* **Exercise**: Give the listing again in full, exactly as written.

══ Source records

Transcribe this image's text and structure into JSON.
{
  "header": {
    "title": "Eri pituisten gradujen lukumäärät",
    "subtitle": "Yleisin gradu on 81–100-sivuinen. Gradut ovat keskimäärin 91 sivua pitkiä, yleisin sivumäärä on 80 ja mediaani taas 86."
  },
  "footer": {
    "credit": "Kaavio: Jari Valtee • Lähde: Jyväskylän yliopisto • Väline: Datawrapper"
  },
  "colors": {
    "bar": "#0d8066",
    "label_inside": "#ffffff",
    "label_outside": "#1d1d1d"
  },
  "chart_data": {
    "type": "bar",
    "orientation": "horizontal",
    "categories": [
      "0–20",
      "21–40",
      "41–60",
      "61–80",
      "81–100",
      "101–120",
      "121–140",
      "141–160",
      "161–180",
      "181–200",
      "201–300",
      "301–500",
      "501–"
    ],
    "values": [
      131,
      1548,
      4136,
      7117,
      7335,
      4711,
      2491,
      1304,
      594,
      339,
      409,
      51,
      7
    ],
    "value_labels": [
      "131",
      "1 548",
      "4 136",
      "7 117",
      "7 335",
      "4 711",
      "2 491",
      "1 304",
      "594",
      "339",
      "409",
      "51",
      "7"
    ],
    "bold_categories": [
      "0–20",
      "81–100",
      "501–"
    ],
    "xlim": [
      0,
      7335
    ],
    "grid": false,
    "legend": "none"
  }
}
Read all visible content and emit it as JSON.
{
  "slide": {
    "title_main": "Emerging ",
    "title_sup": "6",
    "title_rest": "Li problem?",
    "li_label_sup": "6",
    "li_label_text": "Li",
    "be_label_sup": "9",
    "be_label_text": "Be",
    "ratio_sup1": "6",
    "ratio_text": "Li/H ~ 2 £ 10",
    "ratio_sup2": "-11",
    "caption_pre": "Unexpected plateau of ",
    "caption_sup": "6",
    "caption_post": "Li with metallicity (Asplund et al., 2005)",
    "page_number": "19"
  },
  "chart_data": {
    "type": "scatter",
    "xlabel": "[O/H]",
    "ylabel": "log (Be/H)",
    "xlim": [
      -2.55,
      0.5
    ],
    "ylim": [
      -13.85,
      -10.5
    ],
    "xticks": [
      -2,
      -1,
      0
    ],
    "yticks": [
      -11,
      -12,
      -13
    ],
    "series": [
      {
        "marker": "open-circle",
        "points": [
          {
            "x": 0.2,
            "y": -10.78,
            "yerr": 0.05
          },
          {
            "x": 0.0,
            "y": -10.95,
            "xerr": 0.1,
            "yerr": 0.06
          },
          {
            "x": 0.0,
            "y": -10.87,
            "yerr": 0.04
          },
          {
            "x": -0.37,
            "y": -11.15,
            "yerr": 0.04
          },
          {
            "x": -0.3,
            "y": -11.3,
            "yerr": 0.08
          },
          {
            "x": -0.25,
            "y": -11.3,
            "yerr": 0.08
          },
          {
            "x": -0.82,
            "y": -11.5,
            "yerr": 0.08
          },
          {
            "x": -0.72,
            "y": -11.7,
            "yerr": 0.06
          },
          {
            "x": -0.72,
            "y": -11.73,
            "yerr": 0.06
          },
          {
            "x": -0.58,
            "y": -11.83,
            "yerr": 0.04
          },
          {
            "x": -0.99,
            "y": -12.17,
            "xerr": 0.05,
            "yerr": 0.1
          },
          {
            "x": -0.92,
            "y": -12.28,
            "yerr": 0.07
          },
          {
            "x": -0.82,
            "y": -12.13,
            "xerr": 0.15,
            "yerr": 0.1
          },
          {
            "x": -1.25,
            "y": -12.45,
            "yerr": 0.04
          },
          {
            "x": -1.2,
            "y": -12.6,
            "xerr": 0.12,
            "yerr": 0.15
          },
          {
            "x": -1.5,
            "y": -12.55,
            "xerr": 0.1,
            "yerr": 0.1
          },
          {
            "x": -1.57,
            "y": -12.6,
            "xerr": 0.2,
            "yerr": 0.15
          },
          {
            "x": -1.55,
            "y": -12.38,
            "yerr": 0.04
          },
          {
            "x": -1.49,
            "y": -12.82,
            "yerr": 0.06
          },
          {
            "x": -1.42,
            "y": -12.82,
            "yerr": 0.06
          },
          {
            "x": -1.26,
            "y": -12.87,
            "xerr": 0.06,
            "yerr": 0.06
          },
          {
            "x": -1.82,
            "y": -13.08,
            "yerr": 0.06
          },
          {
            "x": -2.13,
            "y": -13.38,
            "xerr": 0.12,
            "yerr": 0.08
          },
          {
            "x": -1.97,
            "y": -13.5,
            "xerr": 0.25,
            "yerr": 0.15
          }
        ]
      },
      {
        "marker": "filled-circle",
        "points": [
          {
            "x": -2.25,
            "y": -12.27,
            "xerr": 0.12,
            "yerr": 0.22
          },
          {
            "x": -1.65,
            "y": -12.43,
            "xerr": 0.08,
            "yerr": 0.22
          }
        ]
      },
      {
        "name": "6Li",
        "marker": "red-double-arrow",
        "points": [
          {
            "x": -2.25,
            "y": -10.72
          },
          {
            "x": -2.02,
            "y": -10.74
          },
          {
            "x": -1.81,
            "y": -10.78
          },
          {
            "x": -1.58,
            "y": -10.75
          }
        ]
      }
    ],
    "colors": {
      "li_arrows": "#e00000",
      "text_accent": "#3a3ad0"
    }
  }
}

════

* **Written answer**:
Transcribe this image's text and structure into JSON.
{
  "header": {
    "title": "Eri pituisten gradujen lukumäärät",
    "subtitle": "Yleisin gradu on 81–100-sivuinen. Gradut ovat keskimäärin 91 sivua pitkiä, yleisin sivumäärä on 80 ja mediaani taas 86."
  },
  "footer": {
    "credit": "Kaavio: Jari Valtee • Lähde: Jyväskylän yliopisto • Väline: Datawrapper"
  },
  "colors": {
    "bar": "#0d8066",
    "label_inside": "#ffffff",
    "label_outside": "#1d1d1d"
  },
  "chart_data": {
    "type": "bar",
    "orientation": "horizontal",
    "categories": [
      "0–20",
      "21–40",
      "41–60",
      "61–80",
      "81–100",
      "101–120",
      "121–140",
      "141–160",
      "161–180",
      "181–200",
      "201–300",
      "301–500",
      "501–"
    ],
    "values": [
      131,
      1548,
      4136,
      7117,
      7335,
      4711,
      2491,
      1304,
      594,
      339,
      409,
      51,
      7
    ],
    "value_labels": [
      "131",
      "1 548",
      "4 136",
      "7 117",
      "7 335",
      "4 711",
      "2 491",
      "1 304",
      "594",
      "339",
      "409",
      "51",
      "7"
    ],
    "bold_categories": [
      "0–20",
      "81–100",
      "501–"
    ],
    "xlim": [
      0,
      7335
    ],
    "grid": false,
    "legend": "none"
  }
}
Read all visible content and emit it as JSON.
{
  "slide": {
    "title_main": "Emerging ",
    "title_sup": "6",
    "title_rest": "Li problem?",
    "li_label_sup": "6",
    "li_label_text": "Li",
    "be_label_sup": "9",
    "be_label_text": "Be",
    "ratio_sup1": "6",
    "ratio_text": "Li/H ~ 2 £ 10",
    "ratio_sup2": "-11",
    "caption_pre": "Unexpected plateau of ",
    "caption_sup": "6",
    "caption_post": "Li with metallicity (Asplund et al., 2005)",
    "page_number": "19"
  },
  "chart_data": {
    "type": "scatter",
    "xlabel": "[O/H]",
    "ylabel": "log (Be/H)",
    "xlim": [
      -2.55,
      0.5
    ],
    "ylim": [
      -13.85,
      -10.5
    ],
    "xticks": [
      -2,
      -1,
      0
    ],
    "yticks": [
      -11,
      -12,
      -13
    ],
    "series": [
      {
        "marker": "open-circle",
        "points": [
          {
            "x": 0.2,
            "y": -10.78,
            "yerr": 0.05
          },
          {
            "x": 0.0,
            "y": -10.95,
            "xerr": 0.1,
            "yerr": 0.06
          },
          {
            "x": 0.0,
            "y": -10.87,
            "yerr": 0.04
          },
          {
            "x": -0.37,
            "y": -11.15,
            "yerr": 0.04
          },
          {
            "x": -0.3,
            "y": -11.3,
            "yerr": 0.08
          },
          {
            "x": -0.25,
            "y": -11.3,
            "yerr": 0.08
          },
          {
            "x": -0.82,
            "y": -11.5,
            "yerr": 0.08
          },
          {
            "x": -0.72,
            "y": -11.7,
            "yerr": 0.06
          },
          {
            "x": -0.72,
            "y": -11.73,
            "yerr": 0.06
          },
          {
            "x": -0.58,
            "y": -11.83,
            "yerr": 0.04
          },
          {
            "x": -0.99,
            "y": -12.17,
            "xerr": 0.05,
            "yerr": 0.1
          },
          {
            "x": -0.92,
            "y": -12.28,
            "yerr": 0.07
          },
          {
            "x": -0.82,
            "y": -12.13,
            "xerr": 0.15,
            "yerr": 0.1
          },
          {
            "x": -1.25,
            "y": -12.45,
            "yerr": 0.04
          },
          {
            "x": -1.2,
            "y": -12.6,
            "xerr": 0.12,
            "yerr": 0.15
          },
          {
            "x": -1.5,
            "y": -12.55,
            "xerr": 0.1,
            "yerr": 0.1
          },
          {
            "x": -1.57,
            "y": -12.6,
            "xerr": 0.2,
            "yerr": 0.15
          },
          {
            "x": -1.55,
            "y": -12.38,
            "yerr": 0.04
          },
          {
            "x": -1.49,
            "y": -12.82,
            "yerr": 0.06
          },
          {
            "x": -1.42,
            "y": -12.82,
            "yerr": 0.06
          },
          {
            "x": -1.26,
            "y": -12.87,
            "xerr": 0.06,
            "yerr": 0.06
          },
          {
            "x": -1.82,
            "y": -13.08,
            "yerr": 0.06
          },
          {
            "x": -2.13,
            "y": -13.38,
            "xerr": 0.12,
            "yerr": 0.08
          },
          {
            "x": -1.97,
            "y": -13.5,
            "xerr": 0.25,
            "yerr": 0.15
          }
        ]
      },
      {
        "marker": "filled-circle",
        "points": [
          {
            "x": -2.25,
            "y": -12.27,
            "xerr": 0.12,
            "yerr": 0.22
          },
          {
            "x": -1.65,
            "y": -12.43,
            "xerr": 0.08,
            "yerr": 0.22
          }
        ]
      },
      {
        "name": "6Li",
        "marker": "red-double-arrow",
        "points": [
          {
            "x": -2.25,
            "y": -10.72
          },
          {
            "x": -2.02,
            "y": -10.74
          },
          {
            "x": -1.81,
            "y": -10.78
          },
          {
            "x": -1.58,
            "y": -10.75
          }
        ]
      }
    ],
    "colors": {
      "li_arrows": "#e00000",
      "text_accent": "#3a3ad0"
    }
  }
}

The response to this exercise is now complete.